▶ **Exercise**
Your task is to extract every entry that follows word for word while excluding the pictures.

==============================

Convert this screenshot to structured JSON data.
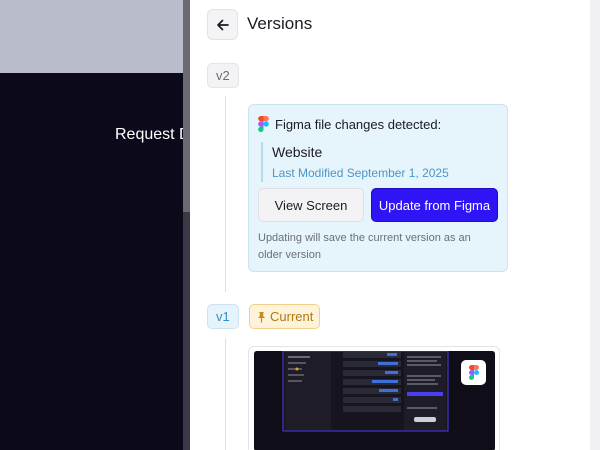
{
  "background": {
    "request_text": "Request D"
  },
  "drawer": {
    "title": "Versions",
    "back_icon": "arrow-left-icon"
  },
  "versions": [
    {
      "label": "v2",
      "card": {
        "heading": "Figma file changes detected:",
        "file_name": "Website",
        "last_modified": "Last Modified September 1, 2025",
        "view_button": "View Screen",
        "update_button": "Update from Figma",
        "note": "Updating will save the current version as an older version"
      }
    },
    {
      "label": "v1",
      "current_badge": "Current",
      "pin_icon": "pin-icon",
      "preview_icon": "figma-icon"
    }
  ],
  "colors": {
    "accent": "#2f14f5",
    "card_bg": "#e6f4fb",
    "current_badge": "#b3780d",
    "v1_badge": "#2f8fc8"
  }
}
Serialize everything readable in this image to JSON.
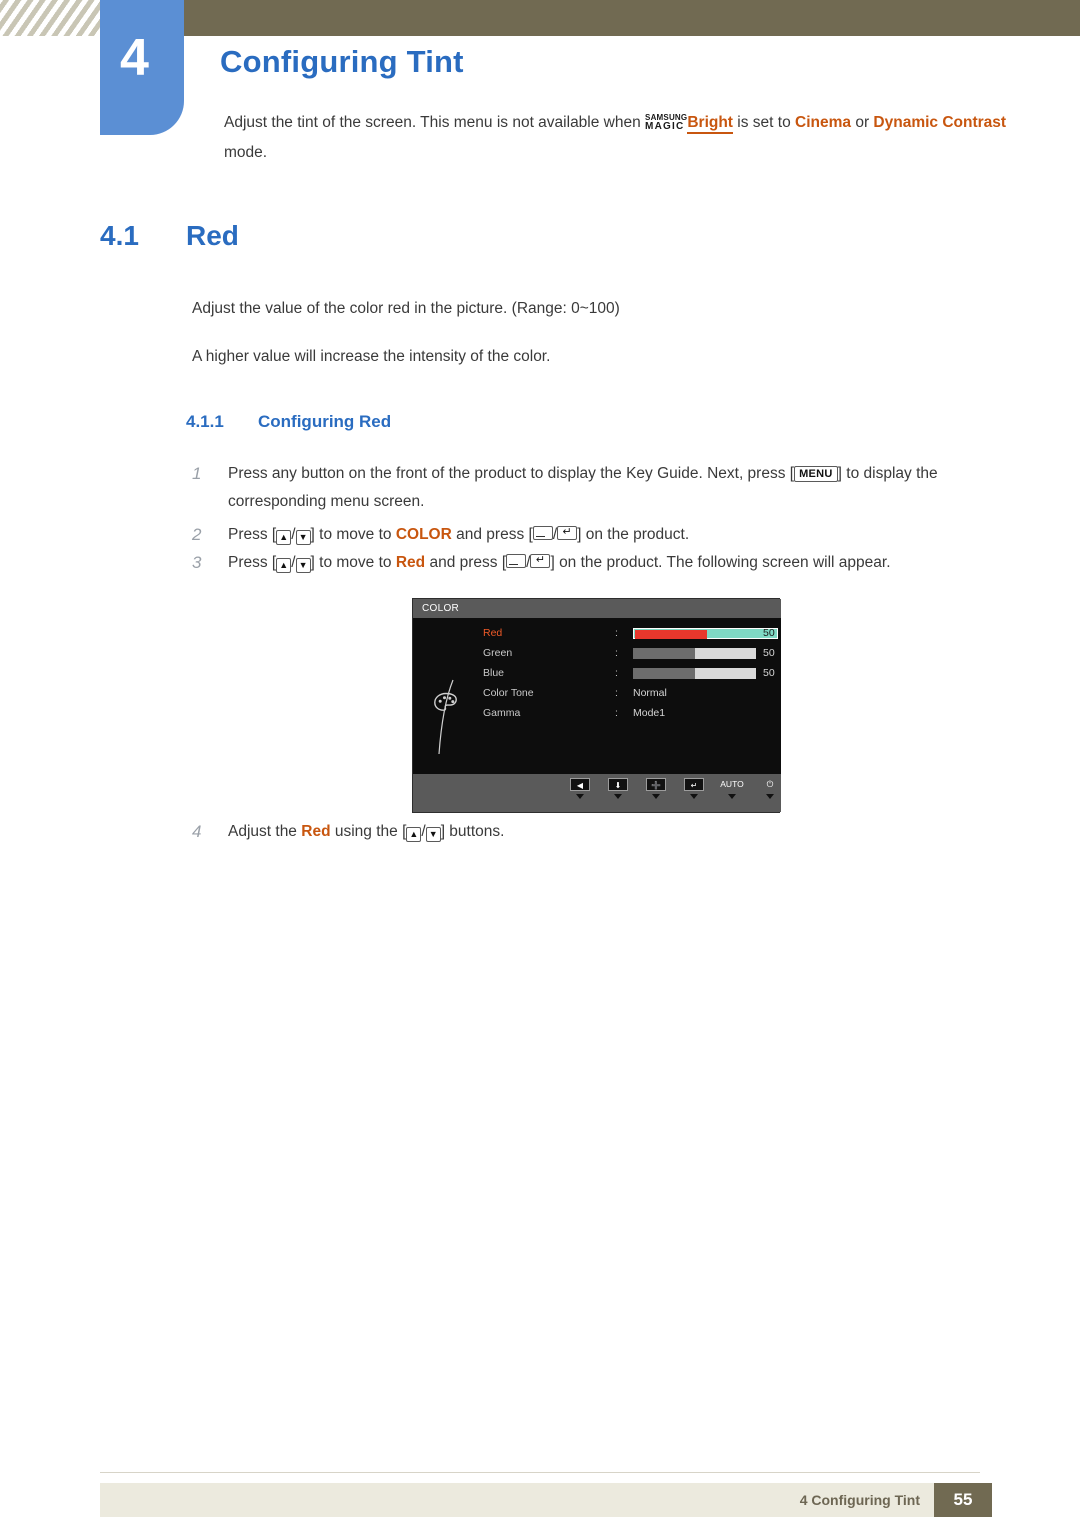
{
  "header": {
    "chapter_number": "4",
    "chapter_title": "Configuring Tint",
    "intro_part1": "Adjust the tint of the screen. This menu is not available when ",
    "magic_samsung": "SAMSUNG",
    "magic_magic": "MAGIC",
    "magic_bright": "Bright",
    "intro_part2": " is set to ",
    "intro_cinema": "Cinema",
    "intro_or": " or ",
    "intro_dynamic": "Dynamic Contrast",
    "intro_part3": " mode."
  },
  "section": {
    "number": "4.1",
    "title": "Red",
    "paragraph_1": "Adjust the value of the color red in the picture. (Range: 0~100)",
    "paragraph_2": "A higher value will increase the intensity of the color."
  },
  "subsection": {
    "number": "4.1.1",
    "title": "Configuring Red"
  },
  "steps": [
    {
      "index": "1",
      "text_a": "Press any button on the front of the product to display the Key Guide. Next, press [",
      "key": "MENU",
      "text_b": "] to display the corresponding menu screen."
    },
    {
      "index": "2",
      "text_a": "Press [",
      "text_b": "/",
      "text_c": "] to move to ",
      "target": "COLOR",
      "text_d": " and press [",
      "text_e": "/",
      "text_f": "] on the product."
    },
    {
      "index": "3",
      "text_a": "Press [",
      "text_b": "/",
      "text_c": "] to move to ",
      "target": "Red",
      "text_d": " and press [",
      "text_e": "/",
      "text_f": "] on the product. The following screen will appear."
    },
    {
      "index": "4",
      "text_a": "Adjust the ",
      "target": "Red",
      "text_b": " using the [",
      "text_c": "/",
      "text_d": "] buttons."
    }
  ],
  "osd": {
    "title": "COLOR",
    "icon": "palette-icon",
    "rows": [
      {
        "label": "Red",
        "colon": ":",
        "value": "50",
        "fill_percent": 50,
        "type": "slider",
        "active": true
      },
      {
        "label": "Green",
        "colon": ":",
        "value": "50",
        "fill_percent": 50,
        "type": "slider",
        "active": false
      },
      {
        "label": "Blue",
        "colon": ":",
        "value": "50",
        "fill_percent": 50,
        "type": "slider",
        "active": false
      },
      {
        "label": "Color Tone",
        "colon": ":",
        "value": "Normal",
        "type": "text",
        "active": false
      },
      {
        "label": "Gamma",
        "colon": ":",
        "value": "Mode1",
        "type": "text",
        "active": false
      }
    ],
    "buttons": [
      {
        "name": "back-button",
        "glyph": "◀"
      },
      {
        "name": "down-button",
        "glyph": "⬇"
      },
      {
        "name": "adjust-button",
        "glyph": "➕"
      },
      {
        "name": "enter-button",
        "glyph": "↵"
      },
      {
        "name": "auto-button",
        "glyph": "AUTO"
      },
      {
        "name": "power-button",
        "glyph": "⏻"
      }
    ]
  },
  "footer": {
    "text": "4 Configuring Tint",
    "page": "55"
  },
  "colors": {
    "accent_blue": "#2a6cc0",
    "accent_orange": "#c8560f",
    "header_olive": "#716a52",
    "badge_blue": "#5b8fd4",
    "slider_red": "#e8372c",
    "slider_active_bg": "#7fd9c4"
  }
}
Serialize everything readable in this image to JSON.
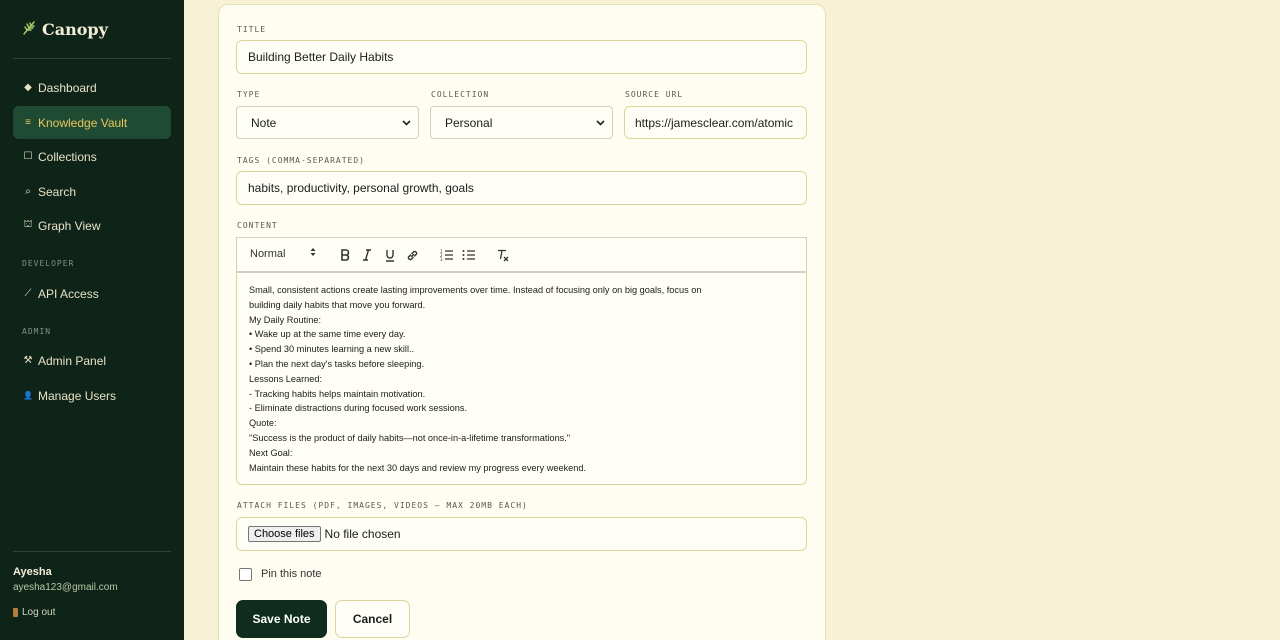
{
  "app": {
    "name": "Canopy",
    "logo_icon": "leaf-icon"
  },
  "sidebar": {
    "items": [
      {
        "label": "Dashboard",
        "icon": "diamond-icon",
        "glyph": "◆"
      },
      {
        "label": "Knowledge Vault",
        "icon": "vault-icon",
        "glyph": "≡",
        "active": true
      },
      {
        "label": "Collections",
        "icon": "square-icon",
        "glyph": "☐"
      },
      {
        "label": "Search",
        "icon": "search-icon",
        "glyph": "⌕"
      },
      {
        "label": "Graph View",
        "icon": "graph-icon",
        "glyph": "⛫"
      }
    ],
    "developer_label": "DEVELOPER",
    "developer_items": [
      {
        "label": "API Access",
        "icon": "wand-icon",
        "glyph": "⟋"
      }
    ],
    "admin_label": "ADMIN",
    "admin_items": [
      {
        "label": "Admin Panel",
        "icon": "tools-icon",
        "glyph": "⚒"
      },
      {
        "label": "Manage Users",
        "icon": "user-icon",
        "glyph": "👤"
      }
    ]
  },
  "user": {
    "name": "Ayesha",
    "email": "ayesha123@gmail.com",
    "logout_label": "Log out"
  },
  "form": {
    "title_label": "TITLE",
    "title_value": "Building Better Daily Habits",
    "type_label": "TYPE",
    "type_value": "Note",
    "collection_label": "COLLECTION",
    "collection_value": "Personal",
    "source_label": "SOURCE URL",
    "source_value": "https://jamesclear.com/atomic",
    "tags_label": "TAGS (COMMA-SEPARATED)",
    "tags_value": "habits, productivity, personal growth, goals",
    "content_label": "CONTENT",
    "toolbar": {
      "format_value": "Normal"
    },
    "content_lines": [
      "Small, consistent actions create lasting improvements over time. Instead of focusing only on big goals, focus on",
      "building daily habits that move you forward.",
      "My Daily Routine:",
      "• Wake up at the same time every day.",
      "• Spend 30 minutes learning a new skill..",
      "• Plan the next day's tasks before sleeping.",
      "Lessons Learned:",
      "- Tracking habits helps maintain motivation.",
      "- Eliminate distractions during focused work sessions.",
      "Quote:",
      "\"Success is the product of daily habits—not once-in-a-lifetime transformations.\"",
      "Next Goal:",
      "Maintain these habits for the next 30 days and review my progress every weekend."
    ],
    "attach_label": "ATTACH FILES (PDF, IMAGES, VIDEOS — MAX 20MB EACH)",
    "choose_files_label": "Choose files",
    "file_status": "No file chosen",
    "pin_label": "Pin this note",
    "pin_checked": false,
    "save_label": "Save Note",
    "cancel_label": "Cancel"
  },
  "colors": {
    "sidebar_bg": "#0f2419",
    "active_bg": "#1f4a33",
    "active_text": "#e8c65c",
    "page_bg": "#f7f2d6",
    "primary_button": "#0f2c1e"
  }
}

==============================

▶ **Answer to this problem**
Convert this screenshot to structured JSON data.
{
  "background": {
    "request_text": "Request D"
  },
  "drawer": {
    "title": "Versions",
    "back_icon": "arrow-left-icon"
  },
  "versions": [
    {
      "label": "v2",
      "card": {
        "heading": "Figma file changes detected:",
        "file_name": "Website",
        "last_modified": "Last Modified September 1, 2025",
        "view_button": "View Screen",
        "update_button": "Update from Figma",
        "note": "Updating will save the current version as an older version"
      }
    },
    {
      "label": "v1",
      "current_badge": "Current",
      "pin_icon": "pin-icon",
      "preview_icon": "figma-icon"
    }
  ],
  "colors": {
    "accent": "#2f14f5",
    "card_bg": "#e6f4fb",
    "current_badge": "#b3780d",
    "v1_badge": "#2f8fc8"
  }
}
Serialize everything readable in this image to JSON.
{
  "header": {
    "chapter_number": "4",
    "chapter_title": "Configuring Tint",
    "intro_part1": "Adjust the tint of the screen. This menu is not available when ",
    "magic_samsung": "SAMSUNG",
    "magic_magic": "MAGIC",
    "magic_bright": "Bright",
    "intro_part2": " is set to ",
    "intro_cinema": "Cinema",
    "intro_or": " or ",
    "intro_dynamic": "Dynamic Contrast",
    "intro_part3": " mode."
  },
  "section": {
    "number": "4.1",
    "title": "Red",
    "paragraph_1": "Adjust the value of the color red in the picture. (Range: 0~100)",
    "paragraph_2": "A higher value will increase the intensity of the color."
  },
  "subsection": {
    "number": "4.1.1",
    "title": "Configuring Red"
  },
  "steps": [
    {
      "index": "1",
      "text_a": "Press any button on the front of the product to display the Key Guide. Next, press [",
      "key": "MENU",
      "text_b": "] to display the corresponding menu screen."
    },
    {
      "index": "2",
      "text_a": "Press [",
      "text_b": "/",
      "text_c": "] to move to ",
      "target": "COLOR",
      "text_d": " and press [",
      "text_e": "/",
      "text_f": "] on the product."
    },
    {
      "index": "3",
      "text_a": "Press [",
      "text_b": "/",
      "text_c": "] to move to ",
      "target": "Red",
      "text_d": " and press [",
      "text_e": "/",
      "text_f": "] on the product. The following screen will appear."
    },
    {
      "index": "4",
      "text_a": "Adjust the ",
      "target": "Red",
      "text_b": " using the [",
      "text_c": "/",
      "text_d": "] buttons."
    }
  ],
  "osd": {
    "title": "COLOR",
    "icon": "palette-icon",
    "rows": [
      {
        "label": "Red",
        "colon": ":",
        "value": "50",
        "fill_percent": 50,
        "type": "slider",
        "active": true
      },
      {
        "label": "Green",
        "colon": ":",
        "value": "50",
        "fill_percent": 50,
        "type": "slider",
        "active": false
      },
      {
        "label": "Blue",
        "colon": ":",
        "value": "50",
        "fill_percent": 50,
        "type": "slider",
        "active": false
      },
      {
        "label": "Color Tone",
        "colon": ":",
        "value": "Normal",
        "type": "text",
        "active": false
      },
      {
        "label": "Gamma",
        "colon": ":",
        "value": "Mode1",
        "type": "text",
        "active": false
      }
    ],
    "buttons": [
      {
        "name": "back-button",
        "glyph": "◀"
      },
      {
        "name": "down-button",
        "glyph": "⬇"
      },
      {
        "name": "adjust-button",
        "glyph": "➕"
      },
      {
        "name": "enter-button",
        "glyph": "↵"
      },
      {
        "name": "auto-button",
        "glyph": "AUTO"
      },
      {
        "name": "power-button",
        "glyph": "⏻"
      }
    ]
  },
  "footer": {
    "text": "4 Configuring Tint",
    "page": "55"
  },
  "colors": {
    "accent_blue": "#2a6cc0",
    "accent_orange": "#c8560f",
    "header_olive": "#716a52",
    "badge_blue": "#5b8fd4",
    "slider_red": "#e8372c",
    "slider_active_bg": "#7fd9c4"
  }
}
Serialize everything readable in this image to JSON.
{
  "app": {
    "name": "Canopy",
    "logo_icon": "leaf-icon"
  },
  "sidebar": {
    "items": [
      {
        "label": "Dashboard",
        "icon": "diamond-icon",
        "glyph": "◆"
      },
      {
        "label": "Knowledge Vault",
        "icon": "vault-icon",
        "glyph": "≡",
        "active": true
      },
      {
        "label": "Collections",
        "icon": "square-icon",
        "glyph": "☐"
      },
      {
        "label": "Search",
        "icon": "search-icon",
        "glyph": "⌕"
      },
      {
        "label": "Graph View",
        "icon": "graph-icon",
        "glyph": "⛫"
      }
    ],
    "developer_label": "DEVELOPER",
    "developer_items": [
      {
        "label": "API Access",
        "icon": "wand-icon",
        "glyph": "⟋"
      }
    ],
    "admin_label": "ADMIN",
    "admin_items": [
      {
        "label": "Admin Panel",
        "icon": "tools-icon",
        "glyph": "⚒"
      },
      {
        "label": "Manage Users",
        "icon": "user-icon",
        "glyph": "👤"
      }
    ]
  },
  "user": {
    "name": "Ayesha",
    "email": "ayesha123@gmail.com",
    "logout_label": "Log out"
  },
  "form": {
    "title_label": "TITLE",
    "title_value": "Building Better Daily Habits",
    "type_label": "TYPE",
    "type_value": "Note",
    "collection_label": "COLLECTION",
    "collection_value": "Personal",
    "source_label": "SOURCE URL",
    "source_value": "https://jamesclear.com/atomic",
    "tags_label": "TAGS (COMMA-SEPARATED)",
    "tags_value": "habits, productivity, personal growth, goals",
    "content_label": "CONTENT",
    "toolbar": {
      "format_value": "Normal"
    },
    "content_lines": [
      "Small, consistent actions create lasting improvements over time. Instead of focusing only on big goals, focus on",
      "building daily habits that move you forward.",
      "My Daily Routine:",
      "• Wake up at the same time every day.",
      "• Spend 30 minutes learning a new skill..",
      "• Plan the next day's tasks before sleeping.",
      "Lessons Learned:",
      "- Tracking habits helps maintain motivation.",
      "- Eliminate distractions during focused work sessions.",
      "Quote:",
      "\"Success is the product of daily habits—not once-in-a-lifetime transformations.\"",
      "Next Goal:",
      "Maintain these habits for the next 30 days and review my progress every weekend."
    ],
    "attach_label": "ATTACH FILES (PDF, IMAGES, VIDEOS — MAX 20MB EACH)",
    "choose_files_label": "Choose files",
    "file_status": "No file chosen",
    "pin_label": "Pin this note",
    "pin_checked": false,
    "save_label": "Save Note",
    "cancel_label": "Cancel"
  },
  "colors": {
    "sidebar_bg": "#0f2419",
    "active_bg": "#1f4a33",
    "active_text": "#e8c65c",
    "page_bg": "#f7f2d6",
    "primary_button": "#0f2c1e"
  }
}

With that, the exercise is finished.